▶ **Exercise directions**: Count how many lines in this material contain "text". The answer is that number alone.

▶ **Dataset**:

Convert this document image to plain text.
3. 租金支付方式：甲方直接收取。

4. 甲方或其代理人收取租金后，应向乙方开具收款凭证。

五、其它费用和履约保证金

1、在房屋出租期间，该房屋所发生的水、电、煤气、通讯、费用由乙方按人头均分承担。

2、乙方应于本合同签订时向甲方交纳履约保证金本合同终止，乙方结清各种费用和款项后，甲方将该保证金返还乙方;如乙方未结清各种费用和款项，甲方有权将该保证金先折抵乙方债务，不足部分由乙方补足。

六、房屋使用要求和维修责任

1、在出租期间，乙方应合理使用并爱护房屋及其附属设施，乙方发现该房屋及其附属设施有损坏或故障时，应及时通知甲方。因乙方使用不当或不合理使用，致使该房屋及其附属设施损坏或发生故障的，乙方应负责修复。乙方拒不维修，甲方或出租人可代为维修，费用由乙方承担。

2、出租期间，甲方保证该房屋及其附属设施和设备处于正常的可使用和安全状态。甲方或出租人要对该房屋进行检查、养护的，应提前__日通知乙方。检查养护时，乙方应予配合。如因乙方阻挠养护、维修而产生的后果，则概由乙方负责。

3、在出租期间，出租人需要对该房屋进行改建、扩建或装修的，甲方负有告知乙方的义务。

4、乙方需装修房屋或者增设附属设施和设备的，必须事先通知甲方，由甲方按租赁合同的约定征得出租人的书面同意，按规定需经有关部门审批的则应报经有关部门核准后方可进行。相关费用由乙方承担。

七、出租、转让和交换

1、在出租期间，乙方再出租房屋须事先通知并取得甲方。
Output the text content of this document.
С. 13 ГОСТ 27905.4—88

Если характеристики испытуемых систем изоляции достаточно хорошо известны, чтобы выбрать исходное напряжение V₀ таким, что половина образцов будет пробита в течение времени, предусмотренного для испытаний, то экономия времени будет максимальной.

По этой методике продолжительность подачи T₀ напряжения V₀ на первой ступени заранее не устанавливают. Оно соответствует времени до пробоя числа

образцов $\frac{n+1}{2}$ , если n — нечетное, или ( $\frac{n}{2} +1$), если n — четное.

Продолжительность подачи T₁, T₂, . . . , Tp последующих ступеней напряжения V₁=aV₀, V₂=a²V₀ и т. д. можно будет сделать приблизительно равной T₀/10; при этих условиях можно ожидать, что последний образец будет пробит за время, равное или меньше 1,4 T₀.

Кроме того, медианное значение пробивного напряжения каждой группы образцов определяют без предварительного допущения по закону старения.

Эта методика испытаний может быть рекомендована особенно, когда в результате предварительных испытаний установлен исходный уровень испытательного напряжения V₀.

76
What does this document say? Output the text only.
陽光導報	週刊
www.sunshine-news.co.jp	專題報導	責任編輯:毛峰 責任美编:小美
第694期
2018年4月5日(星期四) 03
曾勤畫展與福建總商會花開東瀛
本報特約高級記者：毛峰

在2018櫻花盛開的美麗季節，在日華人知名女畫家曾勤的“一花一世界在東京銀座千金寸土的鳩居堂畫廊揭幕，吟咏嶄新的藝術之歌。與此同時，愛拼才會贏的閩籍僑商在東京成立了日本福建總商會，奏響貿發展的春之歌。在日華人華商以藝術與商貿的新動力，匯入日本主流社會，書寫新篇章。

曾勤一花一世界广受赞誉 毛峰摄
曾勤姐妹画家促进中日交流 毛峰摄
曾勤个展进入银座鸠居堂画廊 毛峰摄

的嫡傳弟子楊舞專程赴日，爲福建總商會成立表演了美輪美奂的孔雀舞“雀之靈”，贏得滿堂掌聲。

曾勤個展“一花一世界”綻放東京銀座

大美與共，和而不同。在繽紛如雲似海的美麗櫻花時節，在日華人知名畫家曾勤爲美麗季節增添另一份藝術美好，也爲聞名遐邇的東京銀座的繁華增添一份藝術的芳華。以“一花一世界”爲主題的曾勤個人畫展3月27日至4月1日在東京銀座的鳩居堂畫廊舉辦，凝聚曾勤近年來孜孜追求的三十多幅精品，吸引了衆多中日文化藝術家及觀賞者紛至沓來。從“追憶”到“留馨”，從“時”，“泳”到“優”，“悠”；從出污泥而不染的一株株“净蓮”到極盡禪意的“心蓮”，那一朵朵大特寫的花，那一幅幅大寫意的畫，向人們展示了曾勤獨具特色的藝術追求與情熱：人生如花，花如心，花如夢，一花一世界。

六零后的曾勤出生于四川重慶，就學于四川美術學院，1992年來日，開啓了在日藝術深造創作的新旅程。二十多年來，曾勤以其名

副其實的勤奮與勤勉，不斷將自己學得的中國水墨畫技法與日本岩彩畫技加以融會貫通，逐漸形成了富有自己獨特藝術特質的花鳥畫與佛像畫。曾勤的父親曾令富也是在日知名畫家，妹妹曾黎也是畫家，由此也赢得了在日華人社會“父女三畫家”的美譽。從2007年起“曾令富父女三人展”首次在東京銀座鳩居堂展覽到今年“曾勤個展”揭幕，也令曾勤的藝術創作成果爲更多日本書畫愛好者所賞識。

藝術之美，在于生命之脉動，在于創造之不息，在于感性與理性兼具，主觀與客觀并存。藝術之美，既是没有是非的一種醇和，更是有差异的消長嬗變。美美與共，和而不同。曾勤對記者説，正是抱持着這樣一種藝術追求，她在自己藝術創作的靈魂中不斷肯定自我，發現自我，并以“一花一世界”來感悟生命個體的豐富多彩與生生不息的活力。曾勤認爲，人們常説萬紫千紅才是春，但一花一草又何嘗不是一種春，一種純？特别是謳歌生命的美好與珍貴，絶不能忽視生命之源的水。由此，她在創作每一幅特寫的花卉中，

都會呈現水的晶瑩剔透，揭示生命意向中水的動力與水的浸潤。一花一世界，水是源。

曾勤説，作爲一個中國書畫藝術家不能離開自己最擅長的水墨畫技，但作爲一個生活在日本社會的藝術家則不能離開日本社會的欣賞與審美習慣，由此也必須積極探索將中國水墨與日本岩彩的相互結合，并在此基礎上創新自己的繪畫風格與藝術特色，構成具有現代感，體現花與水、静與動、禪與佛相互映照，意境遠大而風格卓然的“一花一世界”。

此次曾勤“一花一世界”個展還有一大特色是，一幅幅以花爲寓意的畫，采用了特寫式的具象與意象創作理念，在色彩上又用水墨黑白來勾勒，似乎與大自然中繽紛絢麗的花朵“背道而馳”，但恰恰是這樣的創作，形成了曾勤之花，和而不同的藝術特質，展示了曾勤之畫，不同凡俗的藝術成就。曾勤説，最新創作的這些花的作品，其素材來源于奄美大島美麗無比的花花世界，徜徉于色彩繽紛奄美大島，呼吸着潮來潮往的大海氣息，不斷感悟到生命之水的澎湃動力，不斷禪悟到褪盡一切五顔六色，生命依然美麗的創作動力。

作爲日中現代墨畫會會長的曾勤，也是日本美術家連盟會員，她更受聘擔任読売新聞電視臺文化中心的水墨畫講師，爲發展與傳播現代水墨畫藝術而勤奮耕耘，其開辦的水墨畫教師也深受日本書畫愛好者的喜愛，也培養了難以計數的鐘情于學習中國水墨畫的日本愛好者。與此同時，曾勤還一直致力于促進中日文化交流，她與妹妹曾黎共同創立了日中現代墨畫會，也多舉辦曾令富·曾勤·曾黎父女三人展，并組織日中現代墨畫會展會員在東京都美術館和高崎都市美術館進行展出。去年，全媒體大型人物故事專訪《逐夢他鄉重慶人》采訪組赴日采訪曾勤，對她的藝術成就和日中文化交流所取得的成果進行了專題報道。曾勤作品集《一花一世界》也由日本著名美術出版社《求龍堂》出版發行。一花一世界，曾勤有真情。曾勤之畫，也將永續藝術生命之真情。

▶ **Result**: 3